Records:
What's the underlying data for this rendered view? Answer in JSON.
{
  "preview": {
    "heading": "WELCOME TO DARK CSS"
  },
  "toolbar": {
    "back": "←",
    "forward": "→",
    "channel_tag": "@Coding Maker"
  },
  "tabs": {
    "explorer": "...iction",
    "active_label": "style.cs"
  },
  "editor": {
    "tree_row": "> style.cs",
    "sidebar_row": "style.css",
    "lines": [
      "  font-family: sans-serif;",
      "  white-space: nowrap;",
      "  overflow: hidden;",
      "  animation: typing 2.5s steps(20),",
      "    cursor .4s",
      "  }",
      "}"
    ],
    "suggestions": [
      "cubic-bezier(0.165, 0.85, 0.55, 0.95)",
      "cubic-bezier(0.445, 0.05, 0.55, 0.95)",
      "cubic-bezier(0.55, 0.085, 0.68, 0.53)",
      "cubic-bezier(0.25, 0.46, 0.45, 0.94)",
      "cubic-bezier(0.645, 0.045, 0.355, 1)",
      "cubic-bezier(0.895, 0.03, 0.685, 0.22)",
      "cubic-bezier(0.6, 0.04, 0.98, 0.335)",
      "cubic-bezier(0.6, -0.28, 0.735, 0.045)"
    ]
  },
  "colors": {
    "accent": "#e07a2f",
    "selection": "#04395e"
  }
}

### Exercise objective
Which lines above contain "style"? Show each of them.

### Result
    "active_label": "style.cs"
    "tree_row": "> style.cs",
    "sidebar_row": "style.css",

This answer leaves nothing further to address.